## Passage provided
════
Skip to content

Runner

speechline.run.Runner dataclass

Runner()

Source code in speechline/run.py
class Runner:
    @staticmethod
    def parse_args(args: List[str]) -> argparse.Namespace:
        """
        Utility argument parser function for SpeechLine.

        Args:
            args (List[str]):
                List of arguments.

        Returns:
            argparse.Namespace:
                Objects with arguments values as attributes.
        """
        parser = argparse.ArgumentParser(
            prog="python speechline/run.py",
            description="Perform end-to-end speech labeling pipeline.",
        )

        parser.add_argument(
            "-i",
            "--input_dir",
            type=str,
            required=True,
            help="Directory of input audios.",
        )
        parser.add_argument(
            "-o",
            "--output_dir",
            type=str,
            required=True,
            help="Directory to save pipeline results.",
        )
        parser.add_argument(
            "-c",
            "--config",
            type=str,
            default="examples/config.json",
            help="SpeechLine configuration file.",
        )
        return parser.parse_args(args)

    @staticmethod
    def run(config: Config, input_dir: str, output_dir: str) -> None:
        """
════
## Given information

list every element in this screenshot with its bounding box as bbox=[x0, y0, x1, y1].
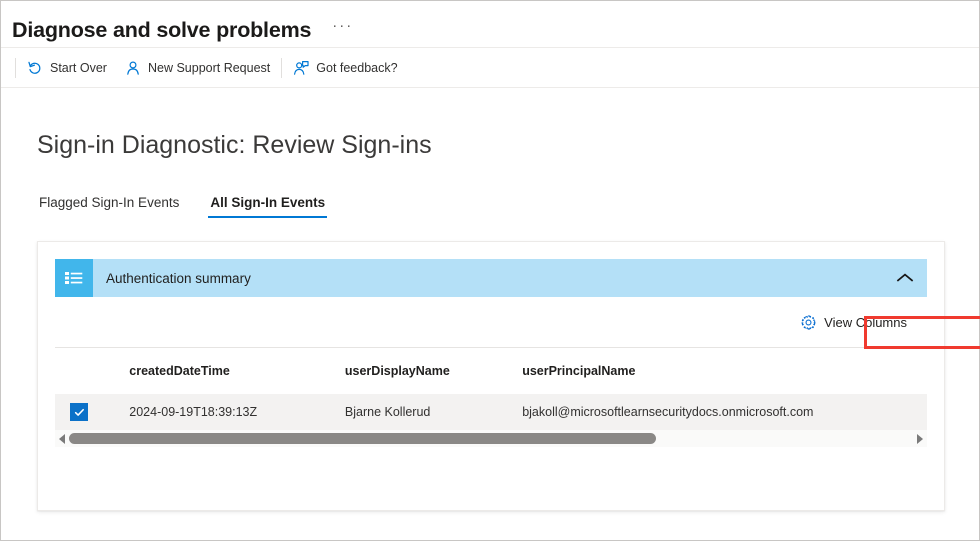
════
## Written request 1
In the SpeechLine Runner documentation, what is the default value of the `--config` argument?
## Written request 2
Carry on the SpeechLine Runner documentation from where it stops.

## Final answer 1
examples/config.json

## Final answer 2
        Runs end-to-end SpeechLine pipeline.

        ### Pipeline Overview
        - Classifies for children's speech audio (optional).
        - Transcribes audio.
        - Segments audio into chunks based on silences.

        Args:
            config (Config):
                SpeechLine Config object.
            input_dir (str):
                Path to input directory.
            output_dir (str):
                Path to output directory.
        """
        logger.info("Preparing DataFrame..")
        df = prepare_dataframe(input_dir, audio_extension="wav")

        if config.filter_empty_transcript:
            df = df[df["ground_truth"] != ""]

        if config.do_classify:
            # load classifier model
            classifier = Wav2Vec2Classifier(
                config.classifier.model,
                max_duration_s=config.classifier.max_duration_s,
            )

            # perform audio classification
            dataset = format_audio_dataset(df, sampling_rate=classifier.sampling_rate)
            df["category"] = classifier.predict(dataset)

            # filter audio by category
            df = df[df["category"] == "child"]

        # load transcriber model
        if config.transcriber.type == "wav2vec2":
            transcriber = Wav2Vec2Transcriber(config.transcriber.model)
        elif config.transcriber.type == "whisper":
            transcriber = WhisperTranscriber(config.transcriber.model)

        # perform audio transcription
        dataset = format_audio_dataset(df, sampling_rate=transcriber.sampling_rate)

        output_offsets = transcriber.predict(
            dataset,
            chunk_length_s=config.transcriber.chunk_length_s,
            output_offsets=True,
            return_timestamps=config.transcriber.return_timestamps,
            keep_whitespace=config.segmenter.keep_whitespace,
        )

        # segment audios based on offsets
        if config.segmenter.type == "silence":
            segmenter = SilenceSegmenter()
        elif config.segmenter.type == "word_overlap":
            segmenter = WordOverlapSegmenter()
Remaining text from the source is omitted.